-- BEGIN The data --

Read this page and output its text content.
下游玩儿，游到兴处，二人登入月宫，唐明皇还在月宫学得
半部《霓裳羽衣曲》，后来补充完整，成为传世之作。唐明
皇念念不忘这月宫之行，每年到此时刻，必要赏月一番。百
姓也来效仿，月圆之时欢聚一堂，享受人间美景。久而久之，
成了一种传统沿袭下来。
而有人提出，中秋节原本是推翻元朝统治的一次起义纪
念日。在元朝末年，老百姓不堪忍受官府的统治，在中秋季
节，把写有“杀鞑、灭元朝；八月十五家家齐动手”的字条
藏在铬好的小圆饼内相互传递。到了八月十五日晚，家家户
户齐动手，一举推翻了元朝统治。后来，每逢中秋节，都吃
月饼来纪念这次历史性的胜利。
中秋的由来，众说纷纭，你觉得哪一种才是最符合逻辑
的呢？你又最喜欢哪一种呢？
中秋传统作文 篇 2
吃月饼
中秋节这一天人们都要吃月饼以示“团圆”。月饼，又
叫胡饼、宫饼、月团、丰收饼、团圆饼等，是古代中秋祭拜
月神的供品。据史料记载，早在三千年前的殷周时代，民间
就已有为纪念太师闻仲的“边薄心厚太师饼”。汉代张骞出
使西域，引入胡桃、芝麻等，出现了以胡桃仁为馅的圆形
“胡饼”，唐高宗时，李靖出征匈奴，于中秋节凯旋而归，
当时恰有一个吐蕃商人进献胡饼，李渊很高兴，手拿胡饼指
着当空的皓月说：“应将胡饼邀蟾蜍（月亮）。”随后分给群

-- END The data --

What is required:
Set down the entries above again, word for word.

Solution for this task:
Read this page and output its text content.
下游玩儿，游到兴处，二人登入月宫，唐明皇还在月宫学得
半部《霓裳羽衣曲》，后来补充完整，成为传世之作。唐明
皇念念不忘这月宫之行，每年到此时刻，必要赏月一番。百
姓也来效仿，月圆之时欢聚一堂，享受人间美景。久而久之，
成了一种传统沿袭下来。
而有人提出，中秋节原本是推翻元朝统治的一次起义纪
念日。在元朝末年，老百姓不堪忍受官府的统治，在中秋季
节，把写有“杀鞑、灭元朝；八月十五家家齐动手”的字条
藏在铬好的小圆饼内相互传递。到了八月十五日晚，家家户
户齐动手，一举推翻了元朝统治。后来，每逢中秋节，都吃
月饼来纪念这次历史性的胜利。
中秋的由来，众说纷纭，你觉得哪一种才是最符合逻辑
的呢？你又最喜欢哪一种呢？
中秋传统作文 篇 2
吃月饼
中秋节这一天人们都要吃月饼以示“团圆”。月饼，又
叫胡饼、宫饼、月团、丰收饼、团圆饼等，是古代中秋祭拜
月神的供品。据史料记载，早在三千年前的殷周时代，民间
就已有为纪念太师闻仲的“边薄心厚太师饼”。汉代张骞出
使西域，引入胡桃、芝麻等，出现了以胡桃仁为馅的圆形
“胡饼”，唐高宗时，李靖出征匈奴，于中秋节凯旋而归，
当时恰有一个吐蕃商人进献胡饼，李渊很高兴，手拿胡饼指
着当空的皓月说：“应将胡饼邀蟾蜍（月亮）。”随后分给群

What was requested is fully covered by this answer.